### Rows from a figure dataset
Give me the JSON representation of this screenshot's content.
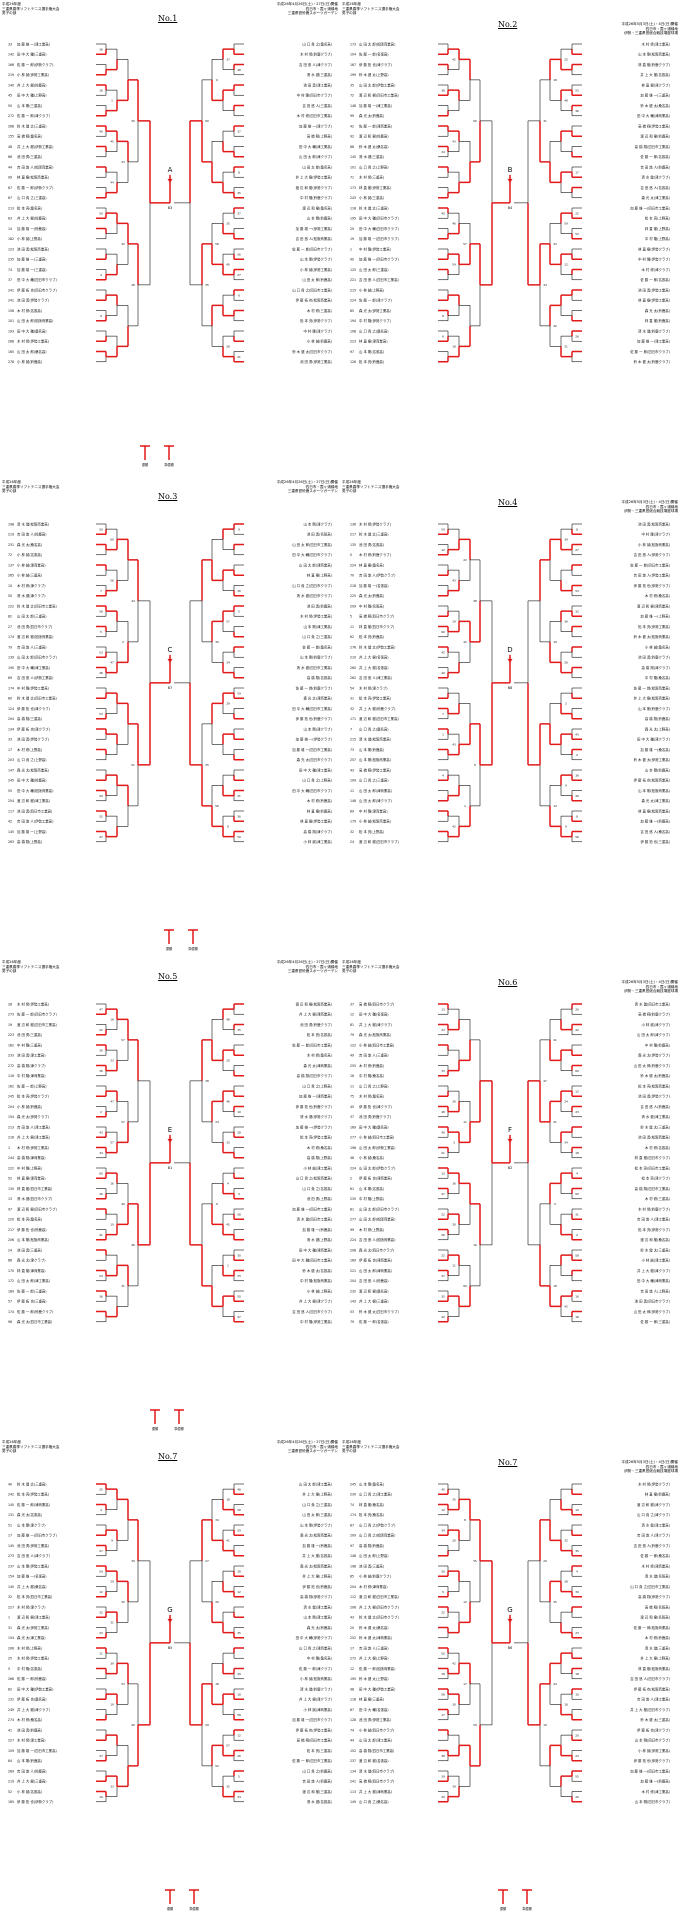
{
  "header": {
    "event_year": "平成26年度",
    "event_name": "三重県春季ソフトテニス選手権大会",
    "event_category": "男子の部",
    "date_left": "平成26年4月26日(土)・27日(日)開催",
    "date_right": "平成26年5月3日(土)・4日(日)開催",
    "venue_a": "四日市・霞ヶ浦緑地",
    "venue_b": "三重県営鈴鹿スポーツガーデン",
    "venue_c": "伊勢・三重県営総合競技場庭球場"
  },
  "pages": [
    {
      "no": "No.1",
      "block": "A",
      "final": "B3"
    },
    {
      "no": "No.2",
      "block": "B",
      "final": "B4"
    },
    {
      "no": "No.3",
      "block": "C",
      "final": "B7"
    },
    {
      "no": "No.4",
      "block": "D",
      "final": "B8"
    },
    {
      "no": "No.5",
      "block": "E",
      "final": "B1"
    },
    {
      "no": "No.6",
      "block": "F",
      "final": "B2"
    },
    {
      "no": "No.7",
      "block": "G",
      "final": "B5"
    },
    {
      "no": "No.7",
      "block": "G",
      "final": "B6"
    }
  ],
  "players": [
    "山 田 太 郎",
    "佐 藤 一 郎",
    "鈴 木 健 太",
    "高 橋 翔",
    "田 中 大 輔",
    "伊 藤 拓 也",
    "渡 辺 和 樹",
    "中 村 隆",
    "小 林 誠",
    "加 藤 雄 一",
    "吉 田 悠 人",
    "山 本 剛",
    "松 本 亮",
    "井 上 大 樹",
    "木 村 修",
    "林 直 樹",
    "清 水 健",
    "山 口 貴 之",
    "森 光 太",
    "池 田 勇"
  ],
  "teams": [
    "(四日市工業高)",
    "(鈴鹿高)",
    "(津商業高)",
    "(伊勢工業高)",
    "(松阪商業高)",
    "(桑名高)",
    "(三重高)",
    "(津工業高)",
    "(名張高)",
    "(上野高)",
    "(四日市クラブ)",
    "(鈴鹿クラブ)",
    "(伊勢クラブ)",
    "(津クラブ)"
  ],
  "final_labels": [
    "優勝",
    "準優勝",
    "第3位",
    "第3位"
  ],
  "colors": {
    "line": "#111111",
    "win": "#e11919",
    "text": "#111111"
  }
}
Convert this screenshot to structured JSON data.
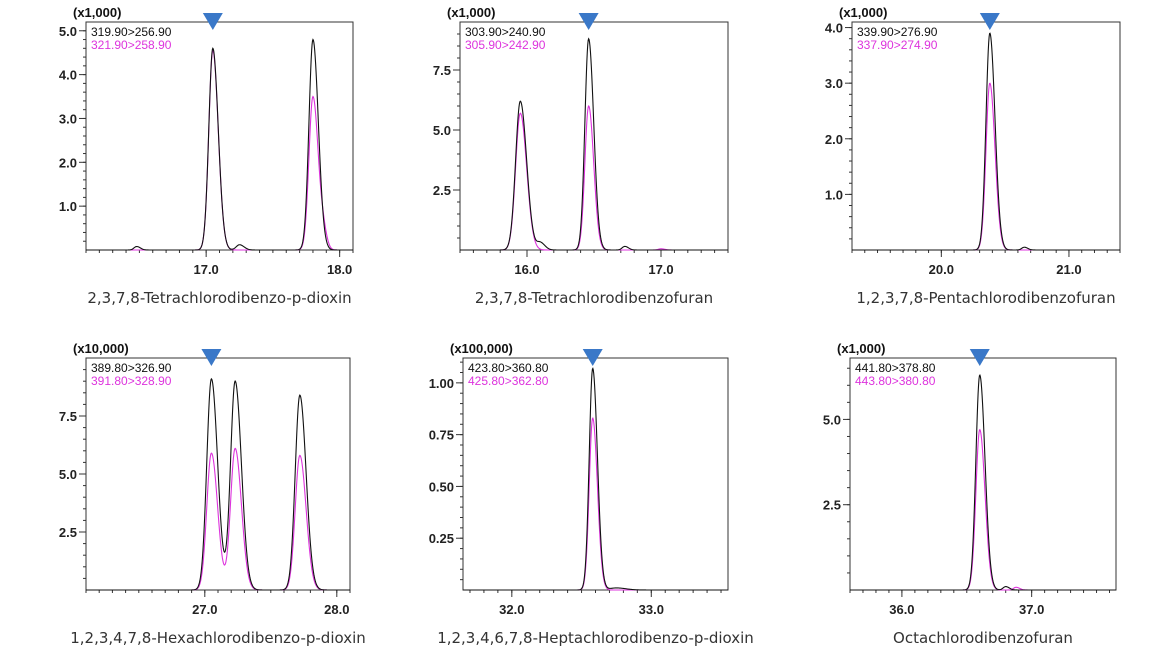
{
  "colors": {
    "series_a": "#111111",
    "series_b": "#dd33dd",
    "marker": "#3a78c8",
    "axis": "#333333",
    "caption": "#333333"
  },
  "marker_icon": "down-triangle-icon",
  "chart_data": [
    {
      "type": "line",
      "title": "2,3,7,8-Tetrachlorodibenzo-p-dioxin",
      "scale_label": "(x1,000)",
      "xlim": [
        16.1,
        18.1
      ],
      "ylim": [
        0,
        5.2
      ],
      "x_ticks": [
        17.0,
        18.0
      ],
      "x_tick_labels": [
        "17.0",
        "18.0"
      ],
      "y_ticks": [
        1.0,
        2.0,
        3.0,
        4.0,
        5.0
      ],
      "y_tick_labels": [
        "1.0",
        "2.0",
        "3.0",
        "4.0",
        "5.0"
      ],
      "marker_x": 17.05,
      "series": [
        {
          "name": "319.90>256.90",
          "peaks": [
            [
              16.48,
              0.08,
              0.02
            ],
            [
              17.05,
              4.6,
              0.03
            ],
            [
              17.25,
              0.12,
              0.025
            ],
            [
              17.8,
              4.8,
              0.03
            ]
          ]
        },
        {
          "name": "321.90>258.90",
          "peaks": [
            [
              17.05,
              4.55,
              0.03
            ],
            [
              17.8,
              3.5,
              0.03
            ],
            [
              17.88,
              0.3,
              0.02
            ]
          ]
        }
      ]
    },
    {
      "type": "line",
      "title": "2,3,7,8-Tetrachlorodibenzofuran",
      "scale_label": "(x1,000)",
      "xlim": [
        15.5,
        17.5
      ],
      "ylim": [
        0,
        9.5
      ],
      "x_ticks": [
        16.0,
        17.0
      ],
      "x_tick_labels": [
        "16.0",
        "17.0"
      ],
      "y_ticks": [
        2.5,
        5.0,
        7.5
      ],
      "y_tick_labels": [
        "2.5",
        "5.0",
        "7.5"
      ],
      "marker_x": 16.46,
      "series": [
        {
          "name": "303.90>240.90",
          "peaks": [
            [
              15.95,
              6.2,
              0.035
            ],
            [
              16.1,
              0.3,
              0.025
            ],
            [
              16.46,
              8.8,
              0.028
            ],
            [
              16.73,
              0.15,
              0.02
            ]
          ]
        },
        {
          "name": "305.90>242.90",
          "peaks": [
            [
              15.95,
              5.7,
              0.035
            ],
            [
              16.46,
              6.0,
              0.028
            ],
            [
              17.0,
              0.05,
              0.02
            ]
          ]
        }
      ]
    },
    {
      "type": "line",
      "title": "1,2,3,7,8-Pentachlorodibenzofuran",
      "scale_label": "(x1,000)",
      "xlim": [
        19.3,
        21.4
      ],
      "ylim": [
        0,
        4.1
      ],
      "x_ticks": [
        20.0,
        21.0
      ],
      "x_tick_labels": [
        "20.0",
        "21.0"
      ],
      "y_ticks": [
        1.0,
        2.0,
        3.0,
        4.0
      ],
      "y_tick_labels": [
        "1.0",
        "2.0",
        "3.0",
        "4.0"
      ],
      "marker_x": 20.38,
      "series": [
        {
          "name": "339.90>276.90",
          "peaks": [
            [
              20.38,
              3.9,
              0.03
            ],
            [
              20.65,
              0.05,
              0.02
            ]
          ]
        },
        {
          "name": "337.90>274.90",
          "peaks": [
            [
              20.38,
              3.0,
              0.03
            ]
          ]
        }
      ]
    },
    {
      "type": "line",
      "title": "1,2,3,4,7,8-Hexachlorodibenzo-p-dioxin",
      "scale_label": "(x10,000)",
      "xlim": [
        26.1,
        28.1
      ],
      "ylim": [
        0,
        10.0
      ],
      "x_ticks": [
        27.0,
        28.0
      ],
      "x_tick_labels": [
        "27.0",
        "28.0"
      ],
      "y_ticks": [
        2.5,
        5.0,
        7.5
      ],
      "y_tick_labels": [
        "2.5",
        "5.0",
        "7.5"
      ],
      "marker_x": 27.05,
      "series": [
        {
          "name": "389.80>326.90",
          "peaks": [
            [
              27.05,
              9.1,
              0.035
            ],
            [
              27.23,
              9.0,
              0.035
            ],
            [
              27.72,
              8.4,
              0.035
            ]
          ]
        },
        {
          "name": "391.80>328.90",
          "peaks": [
            [
              27.05,
              5.9,
              0.035
            ],
            [
              27.23,
              6.1,
              0.035
            ],
            [
              27.72,
              5.8,
              0.035
            ]
          ]
        }
      ]
    },
    {
      "type": "line",
      "title": "1,2,3,4,6,7,8-Heptachlorodibenzo-p-dioxin",
      "scale_label": "(x100,000)",
      "xlim": [
        31.65,
        33.55
      ],
      "ylim": [
        0,
        1.12
      ],
      "x_ticks": [
        32.0,
        33.0
      ],
      "x_tick_labels": [
        "32.0",
        "33.0"
      ],
      "y_ticks": [
        0.25,
        0.5,
        0.75,
        1.0
      ],
      "y_tick_labels": [
        "0.25",
        "0.50",
        "0.75",
        "1.00"
      ],
      "marker_x": 32.58,
      "series": [
        {
          "name": "423.80>360.80",
          "peaks": [
            [
              32.58,
              1.07,
              0.025
            ],
            [
              32.75,
              0.01,
              0.05
            ]
          ]
        },
        {
          "name": "425.80>362.80",
          "peaks": [
            [
              32.58,
              0.83,
              0.025
            ]
          ]
        }
      ]
    },
    {
      "type": "line",
      "title": "Octachlorodibenzofuran",
      "scale_label": "(x1,000)",
      "xlim": [
        35.6,
        37.65
      ],
      "ylim": [
        0,
        6.8
      ],
      "x_ticks": [
        36.0,
        37.0
      ],
      "x_tick_labels": [
        "36.0",
        "37.0"
      ],
      "y_ticks": [
        2.5,
        5.0
      ],
      "y_tick_labels": [
        "2.5",
        "5.0"
      ],
      "marker_x": 36.6,
      "series": [
        {
          "name": "441.80>378.80",
          "peaks": [
            [
              36.6,
              6.3,
              0.03
            ],
            [
              36.8,
              0.1,
              0.02
            ]
          ]
        },
        {
          "name": "443.80>380.80",
          "peaks": [
            [
              36.6,
              4.7,
              0.03
            ],
            [
              36.88,
              0.08,
              0.02
            ]
          ]
        }
      ]
    }
  ]
}
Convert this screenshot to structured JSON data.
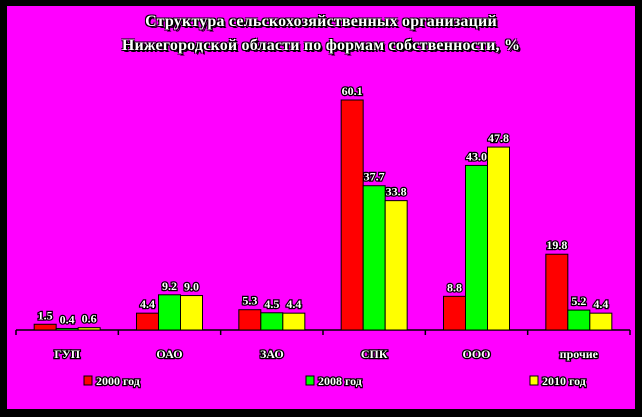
{
  "chart_data": {
    "type": "bar",
    "title_line1": "Структура сельскохозяйственных организаций",
    "title_line2": "Нижегородской области по формам собственности, %",
    "categories": [
      "ГУП",
      "ОАО",
      "ЗАО",
      "СПК",
      "ООО",
      "прочие"
    ],
    "series": [
      {
        "name": "2000 год",
        "color": "#ff0000",
        "values": [
          1.5,
          4.4,
          5.3,
          60.1,
          8.8,
          19.8
        ]
      },
      {
        "name": "2008 год",
        "color": "#00ff00",
        "values": [
          0.4,
          9.2,
          4.5,
          37.7,
          43.0,
          5.2
        ]
      },
      {
        "name": "2010 год",
        "color": "#ffff00",
        "values": [
          0.6,
          9.0,
          4.4,
          33.8,
          47.8,
          4.4
        ]
      }
    ],
    "value_labels": [
      [
        "1.5",
        "4.4",
        "5.3",
        "60.1",
        "8.8",
        "19.8"
      ],
      [
        "0.4",
        "9.2",
        "4.5",
        "37.7",
        "43.0",
        "5.2"
      ],
      [
        "0.6",
        "9.0",
        "4.4",
        "33.8",
        "47.8",
        "4.4"
      ]
    ],
    "ylim": [
      0,
      60.1
    ],
    "grid": false,
    "legend_position": "bottom",
    "background": "#ff00ff"
  }
}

### Set problem
Using the material above, gather every line that includes "dioxin".

### Output for this task
      "title": "2,3,7,8-Tetrachlorodibenzo-p-dioxin",
      "title": "1,2,3,4,7,8-Hexachlorodibenzo-p-dioxin",
      "title": "1,2,3,4,6,7,8-Heptachlorodibenzo-p-dioxin",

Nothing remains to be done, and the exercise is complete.